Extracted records
★ ★ ★

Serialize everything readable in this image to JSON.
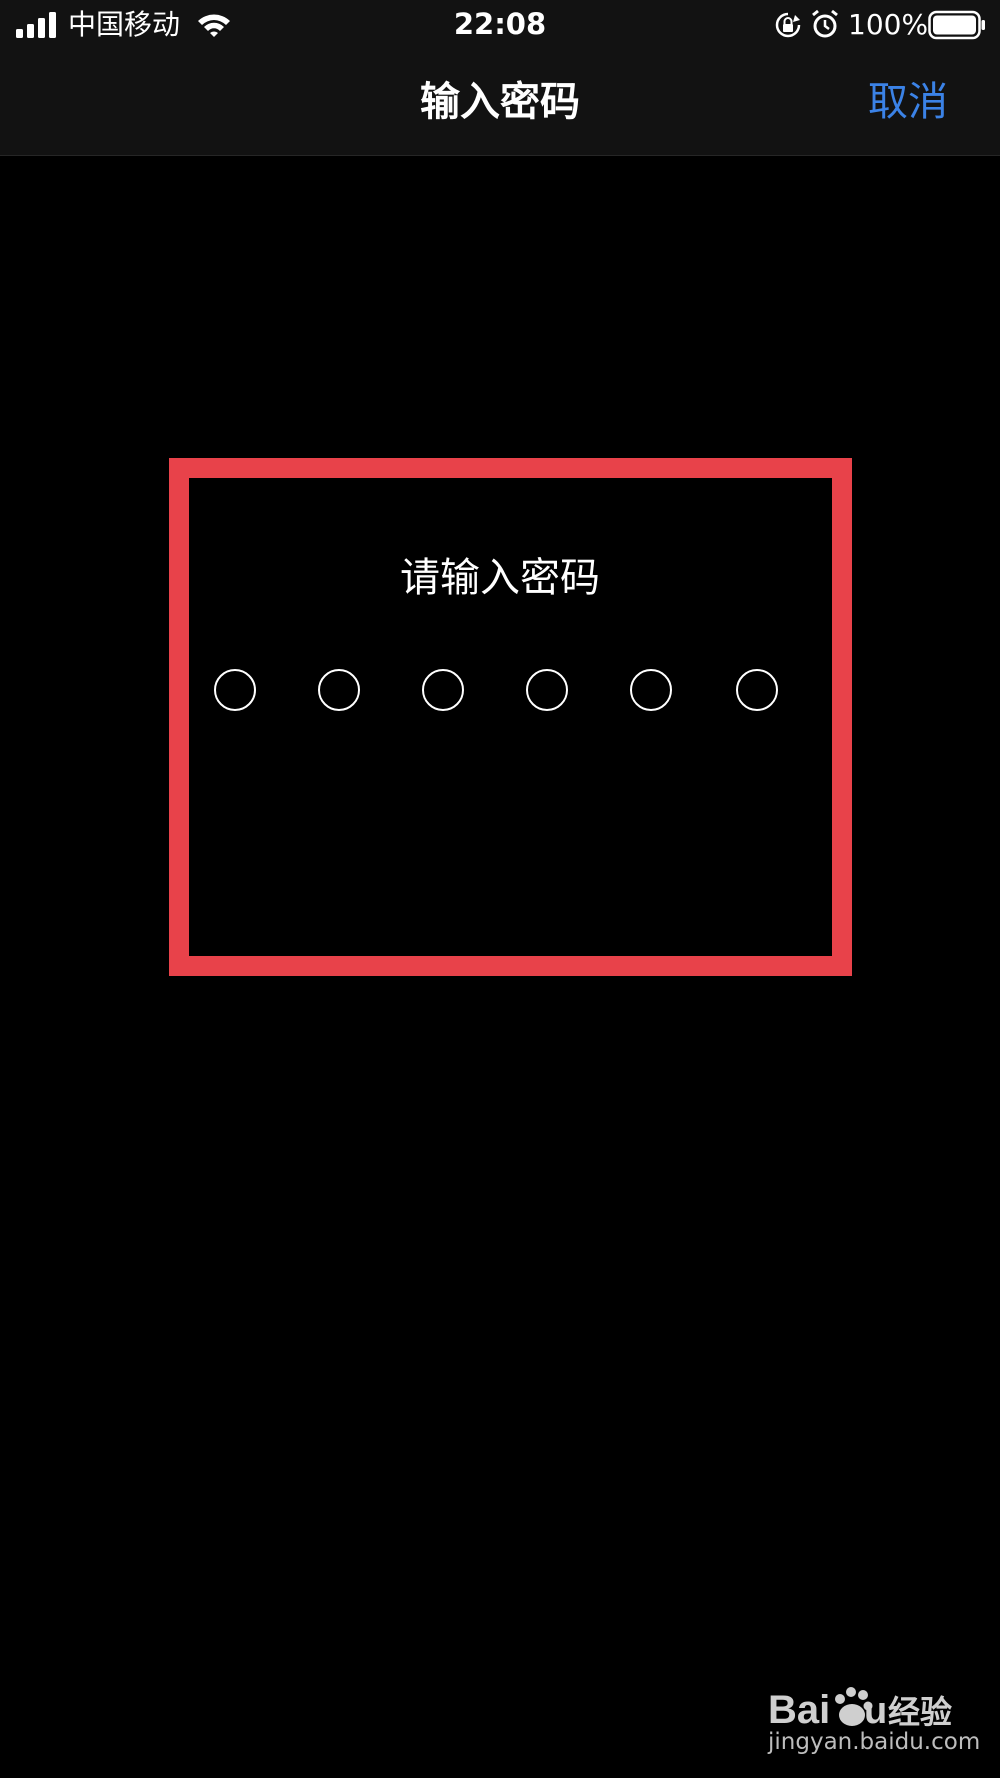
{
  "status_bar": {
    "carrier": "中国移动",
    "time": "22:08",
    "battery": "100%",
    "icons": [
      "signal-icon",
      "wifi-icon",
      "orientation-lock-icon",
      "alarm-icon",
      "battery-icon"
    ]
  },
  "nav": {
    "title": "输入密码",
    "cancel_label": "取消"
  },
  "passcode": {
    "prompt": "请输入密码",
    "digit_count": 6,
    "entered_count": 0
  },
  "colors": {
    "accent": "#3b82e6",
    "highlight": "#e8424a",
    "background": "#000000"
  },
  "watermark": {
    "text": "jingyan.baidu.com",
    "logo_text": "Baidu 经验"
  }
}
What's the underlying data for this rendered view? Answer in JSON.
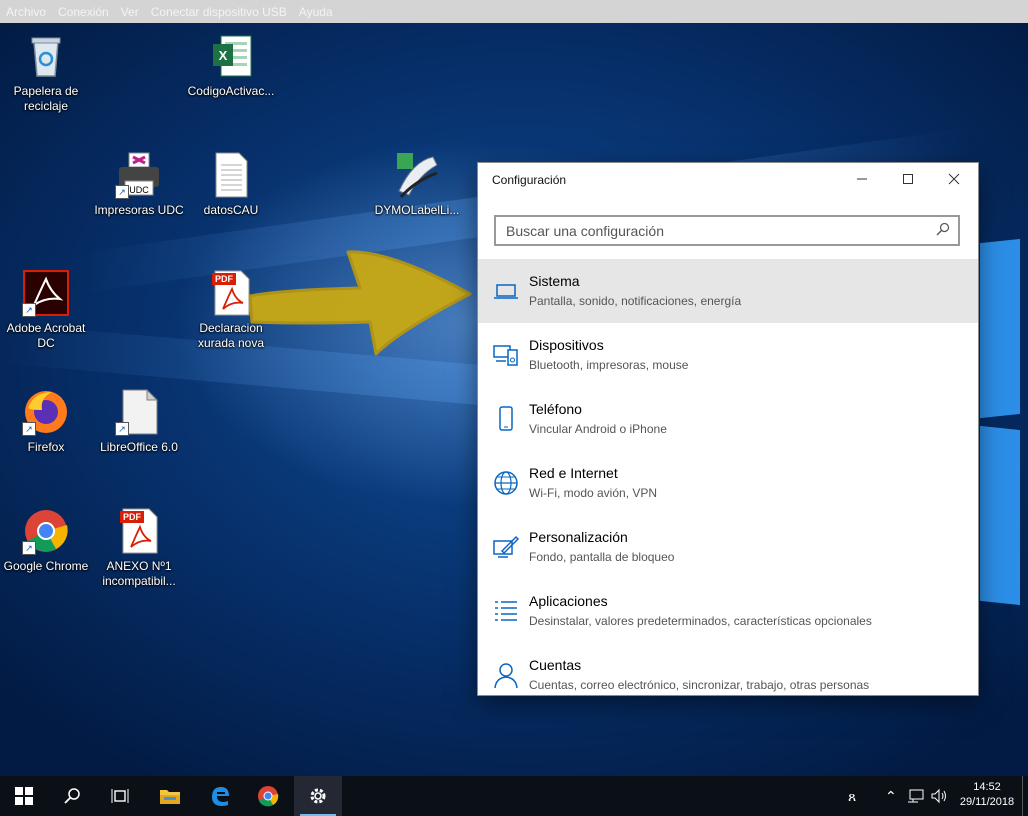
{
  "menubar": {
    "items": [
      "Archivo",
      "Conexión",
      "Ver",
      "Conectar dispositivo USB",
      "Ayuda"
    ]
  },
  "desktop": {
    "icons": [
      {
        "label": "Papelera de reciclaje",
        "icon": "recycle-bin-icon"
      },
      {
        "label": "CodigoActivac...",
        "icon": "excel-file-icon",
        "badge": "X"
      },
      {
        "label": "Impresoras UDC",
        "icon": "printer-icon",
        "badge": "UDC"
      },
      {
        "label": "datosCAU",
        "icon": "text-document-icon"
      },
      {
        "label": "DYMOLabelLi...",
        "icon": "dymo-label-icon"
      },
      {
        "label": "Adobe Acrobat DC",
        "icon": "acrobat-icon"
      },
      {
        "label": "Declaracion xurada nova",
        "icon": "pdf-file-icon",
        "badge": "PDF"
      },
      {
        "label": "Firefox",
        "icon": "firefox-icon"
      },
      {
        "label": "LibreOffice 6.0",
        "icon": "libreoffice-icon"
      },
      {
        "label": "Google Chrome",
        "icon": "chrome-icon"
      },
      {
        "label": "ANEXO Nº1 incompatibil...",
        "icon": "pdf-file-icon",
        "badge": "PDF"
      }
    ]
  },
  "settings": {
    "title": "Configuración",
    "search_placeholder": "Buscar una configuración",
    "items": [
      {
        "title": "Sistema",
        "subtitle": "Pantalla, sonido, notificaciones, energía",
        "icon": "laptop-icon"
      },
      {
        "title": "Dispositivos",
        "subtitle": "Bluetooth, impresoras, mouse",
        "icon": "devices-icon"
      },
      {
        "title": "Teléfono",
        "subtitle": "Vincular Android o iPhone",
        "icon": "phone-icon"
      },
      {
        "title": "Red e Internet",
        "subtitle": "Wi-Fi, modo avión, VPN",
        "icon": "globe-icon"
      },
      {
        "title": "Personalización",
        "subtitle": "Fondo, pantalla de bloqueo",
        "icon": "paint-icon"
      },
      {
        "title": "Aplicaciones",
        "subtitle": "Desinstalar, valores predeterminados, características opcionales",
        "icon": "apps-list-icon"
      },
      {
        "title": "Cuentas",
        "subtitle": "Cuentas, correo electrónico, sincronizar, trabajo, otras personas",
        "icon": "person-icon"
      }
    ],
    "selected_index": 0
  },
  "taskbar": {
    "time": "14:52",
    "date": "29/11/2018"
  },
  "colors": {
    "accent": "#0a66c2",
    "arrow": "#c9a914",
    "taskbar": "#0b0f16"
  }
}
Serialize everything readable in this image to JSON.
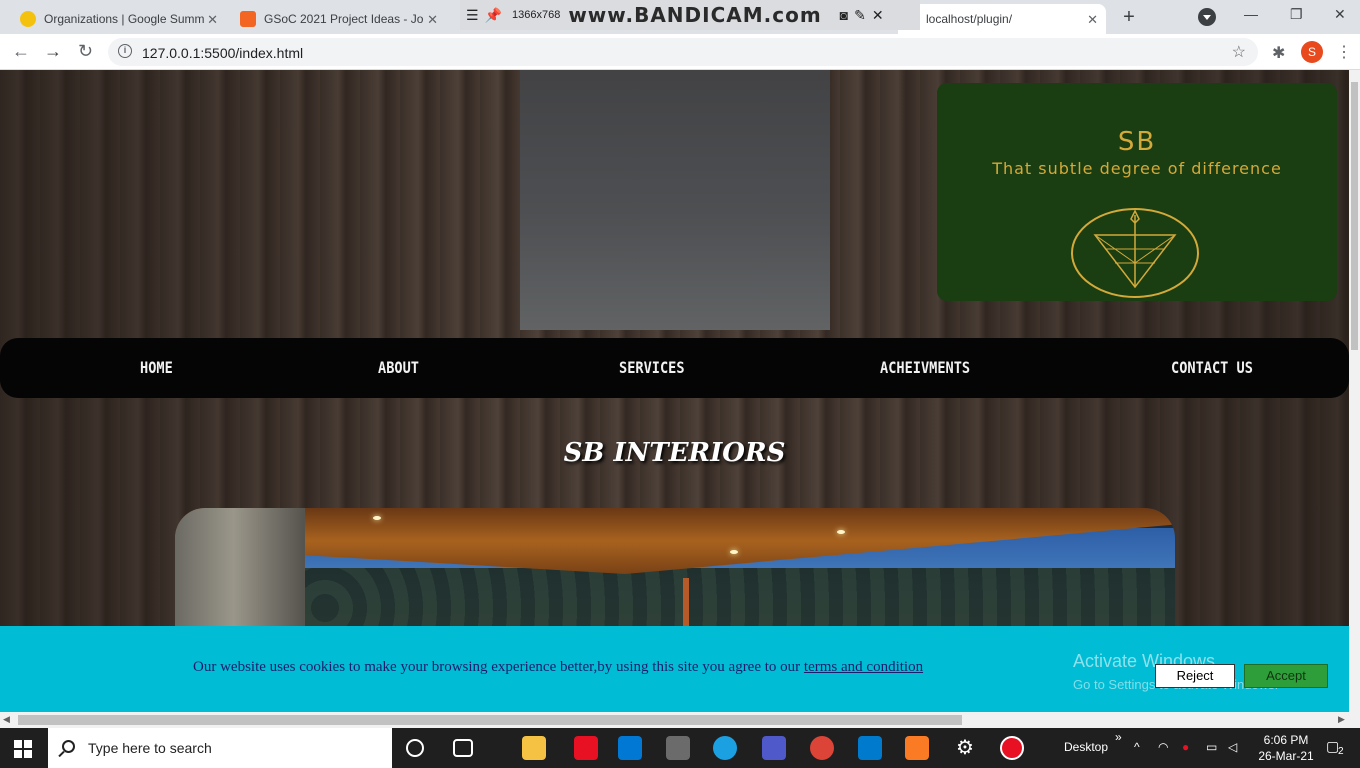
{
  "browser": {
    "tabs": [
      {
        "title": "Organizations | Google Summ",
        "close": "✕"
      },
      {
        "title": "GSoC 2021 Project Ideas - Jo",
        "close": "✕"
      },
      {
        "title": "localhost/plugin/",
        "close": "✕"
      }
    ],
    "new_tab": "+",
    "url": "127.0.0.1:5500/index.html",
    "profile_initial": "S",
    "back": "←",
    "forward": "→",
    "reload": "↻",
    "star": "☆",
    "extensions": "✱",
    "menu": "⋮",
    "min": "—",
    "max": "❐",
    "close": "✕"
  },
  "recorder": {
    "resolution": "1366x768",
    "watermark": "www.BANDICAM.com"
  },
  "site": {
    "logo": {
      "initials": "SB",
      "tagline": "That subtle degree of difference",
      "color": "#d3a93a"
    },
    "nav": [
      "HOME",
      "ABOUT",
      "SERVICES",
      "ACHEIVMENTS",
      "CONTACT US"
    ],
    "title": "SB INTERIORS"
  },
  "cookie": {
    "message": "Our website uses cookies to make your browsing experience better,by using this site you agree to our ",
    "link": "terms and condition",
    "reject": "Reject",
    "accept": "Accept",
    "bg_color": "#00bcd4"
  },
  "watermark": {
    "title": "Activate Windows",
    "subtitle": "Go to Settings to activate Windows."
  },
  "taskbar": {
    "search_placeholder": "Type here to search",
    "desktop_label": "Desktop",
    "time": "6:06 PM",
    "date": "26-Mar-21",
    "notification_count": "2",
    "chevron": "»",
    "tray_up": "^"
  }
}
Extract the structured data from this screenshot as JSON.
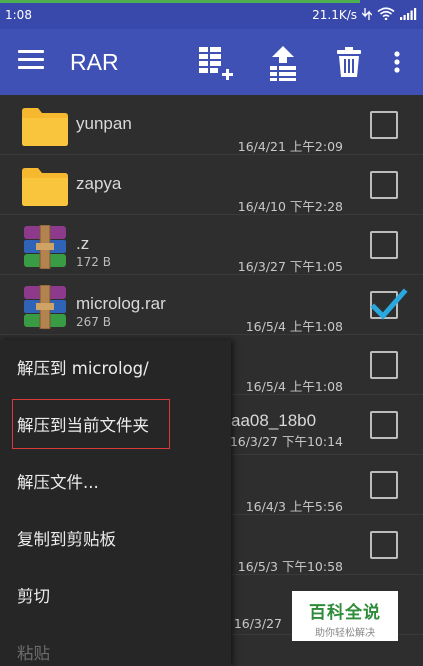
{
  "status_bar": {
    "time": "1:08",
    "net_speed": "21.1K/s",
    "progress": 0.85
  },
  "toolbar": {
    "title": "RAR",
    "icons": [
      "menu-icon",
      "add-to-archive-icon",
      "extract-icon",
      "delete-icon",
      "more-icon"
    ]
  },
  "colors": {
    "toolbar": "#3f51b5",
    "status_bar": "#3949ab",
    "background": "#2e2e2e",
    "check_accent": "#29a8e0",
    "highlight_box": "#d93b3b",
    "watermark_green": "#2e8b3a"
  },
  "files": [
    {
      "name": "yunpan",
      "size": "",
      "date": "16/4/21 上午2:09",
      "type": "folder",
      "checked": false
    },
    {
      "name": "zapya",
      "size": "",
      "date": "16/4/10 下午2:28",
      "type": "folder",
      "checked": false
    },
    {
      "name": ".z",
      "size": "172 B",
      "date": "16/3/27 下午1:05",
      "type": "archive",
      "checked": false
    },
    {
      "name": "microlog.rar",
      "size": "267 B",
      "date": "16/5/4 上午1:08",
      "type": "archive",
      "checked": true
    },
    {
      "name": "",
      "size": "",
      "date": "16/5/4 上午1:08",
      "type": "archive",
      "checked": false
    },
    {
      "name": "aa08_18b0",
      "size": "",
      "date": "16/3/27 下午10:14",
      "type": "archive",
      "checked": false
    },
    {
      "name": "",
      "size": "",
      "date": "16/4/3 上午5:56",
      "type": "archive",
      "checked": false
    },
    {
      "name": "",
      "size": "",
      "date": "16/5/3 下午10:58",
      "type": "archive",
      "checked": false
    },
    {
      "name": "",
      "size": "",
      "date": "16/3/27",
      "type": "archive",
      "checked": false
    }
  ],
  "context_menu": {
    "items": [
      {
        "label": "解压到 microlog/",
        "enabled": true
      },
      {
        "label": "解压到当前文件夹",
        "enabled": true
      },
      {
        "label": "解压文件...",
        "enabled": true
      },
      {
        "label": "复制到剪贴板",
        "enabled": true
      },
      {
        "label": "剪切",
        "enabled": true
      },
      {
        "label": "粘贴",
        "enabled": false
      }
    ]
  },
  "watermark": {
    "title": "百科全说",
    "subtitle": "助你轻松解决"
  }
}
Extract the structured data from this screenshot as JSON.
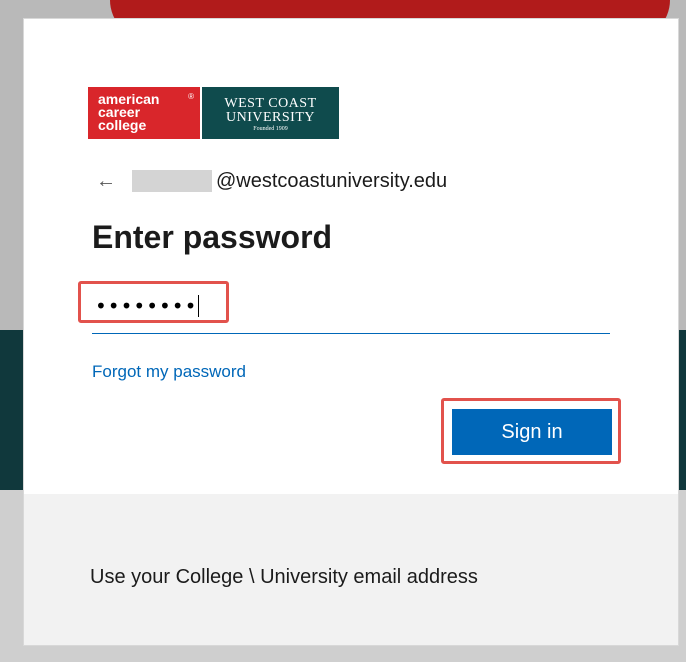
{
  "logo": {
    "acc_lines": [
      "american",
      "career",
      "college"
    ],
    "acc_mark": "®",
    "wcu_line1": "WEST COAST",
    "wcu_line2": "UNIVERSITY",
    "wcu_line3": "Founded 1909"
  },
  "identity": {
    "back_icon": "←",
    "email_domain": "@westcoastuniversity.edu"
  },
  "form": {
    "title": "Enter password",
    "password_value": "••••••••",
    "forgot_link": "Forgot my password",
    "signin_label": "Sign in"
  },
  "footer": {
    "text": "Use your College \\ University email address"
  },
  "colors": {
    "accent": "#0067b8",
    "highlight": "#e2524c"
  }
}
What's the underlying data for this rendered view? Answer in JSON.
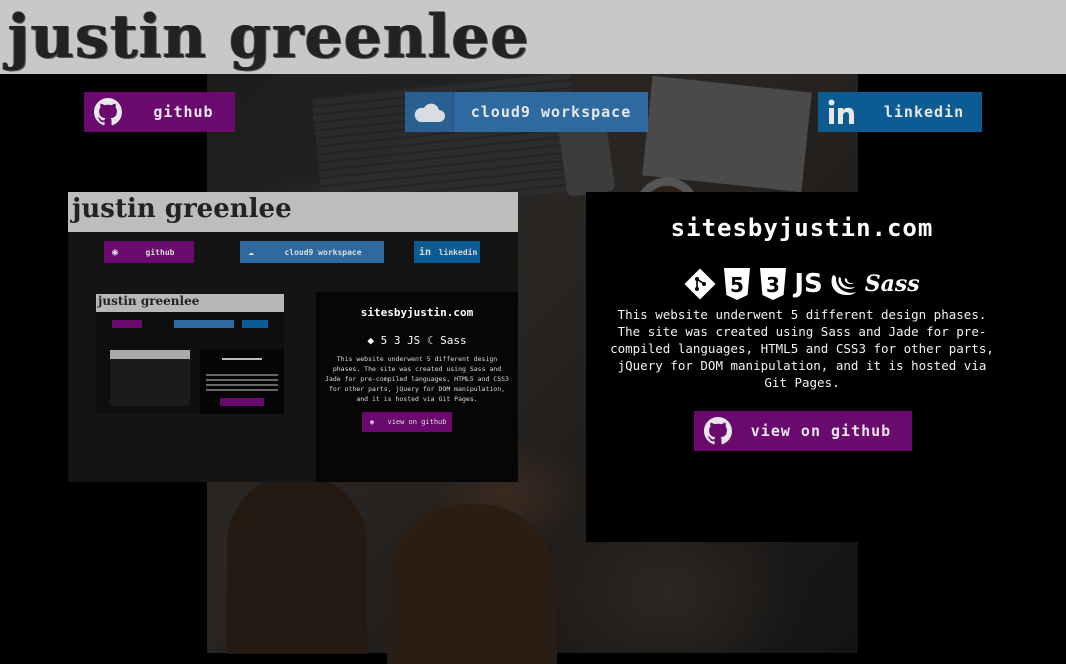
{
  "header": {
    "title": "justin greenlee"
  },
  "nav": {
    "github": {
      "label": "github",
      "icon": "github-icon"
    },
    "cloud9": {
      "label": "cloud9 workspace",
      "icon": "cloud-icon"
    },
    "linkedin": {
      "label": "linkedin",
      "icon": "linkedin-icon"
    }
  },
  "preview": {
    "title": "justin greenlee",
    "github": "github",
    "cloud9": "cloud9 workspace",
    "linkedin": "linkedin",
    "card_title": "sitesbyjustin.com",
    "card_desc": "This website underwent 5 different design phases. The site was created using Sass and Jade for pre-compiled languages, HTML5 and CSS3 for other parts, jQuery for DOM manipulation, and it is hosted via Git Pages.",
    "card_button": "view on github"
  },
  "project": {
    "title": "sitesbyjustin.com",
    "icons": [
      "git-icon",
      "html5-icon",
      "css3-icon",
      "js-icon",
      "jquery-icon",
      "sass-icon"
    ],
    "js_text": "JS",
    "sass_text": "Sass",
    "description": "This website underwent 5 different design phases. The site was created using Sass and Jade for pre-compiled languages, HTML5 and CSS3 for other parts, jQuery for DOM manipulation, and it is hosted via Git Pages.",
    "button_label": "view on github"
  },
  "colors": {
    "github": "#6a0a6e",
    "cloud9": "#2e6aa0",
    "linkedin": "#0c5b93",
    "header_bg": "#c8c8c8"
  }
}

★ ★ ★

TASK OBJECTIVE
Copy out all lines that carry the word "github".

ANSWER FOR THE TASK
    "github": {
      "label": "github",
      "icon": "github-icon"
    "github": "github",
    "card_button": "view on github"
    "button_label": "view on github"
    "github": "#6a0a6e",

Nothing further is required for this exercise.